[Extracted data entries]
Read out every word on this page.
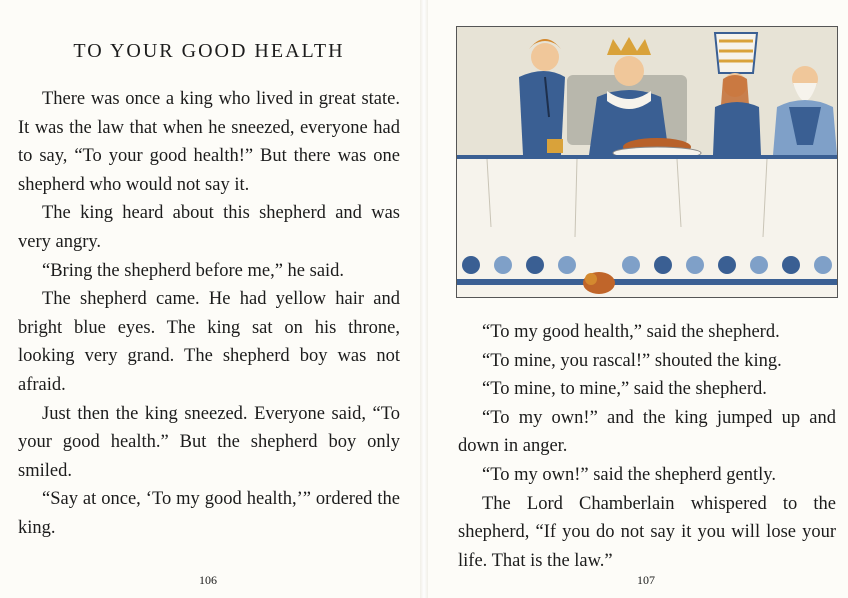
TO YOUR GOOD HEALTH

There was once a king who lived in great state. It was the law that when he sneezed, everyone had to say, “To your good health!” But there was one shepherd who would not say it.

The king heard about this shepherd and was very angry.

“Bring the shepherd before me,” he said.

The shepherd came. He had yellow hair and bright blue eyes. The king sat on his throne, looking very grand. The shepherd boy was not afraid.

Just then the king sneezed. Everyone said, “To your good health.” But the shepherd boy only smiled.

“Say at once, ‘To my good health,’” ordered the king.

106

“To my good health,” said the shepherd.

“To mine, you rascal!” shouted the king.

“To mine, to mine,” said the shepherd.

“To my own!” and the king jumped up and down in anger.

“To my own!” said the shepherd gently.

The Lord Chamberlain whispered to the shepherd, “If you do not say it you will lose your life. That is the law.”

107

## WHAT YOU WILL DO
Leaving out the pictures, repeat the data above exactly.

## SOLUTION TO THE EXERCISE
Read out every word on this page.
TO YOUR GOOD HEALTH

There was once a king who lived in great state. It was the law that when he sneezed, everyone had to say, “To your good health!” But there was one shepherd who would not say it.

The king heard about this shepherd and was very angry.

“Bring the shepherd before me,” he said.

The shepherd came. He had yellow hair and bright blue eyes. The king sat on his throne, looking very grand. The shepherd boy was not afraid.

Just then the king sneezed. Everyone said, “To your good health.” But the shepherd boy only smiled.

“Say at once, ‘To my good health,’” ordered the king.

106

“To my good health,” said the shepherd.

“To mine, you rascal!” shouted the king.

“To mine, to mine,” said the shepherd.

“To my own!” and the king jumped up and down in anger.

“To my own!” said the shepherd gently.

The Lord Chamberlain whispered to the shepherd, “If you do not say it you will lose your life. That is the law.”

107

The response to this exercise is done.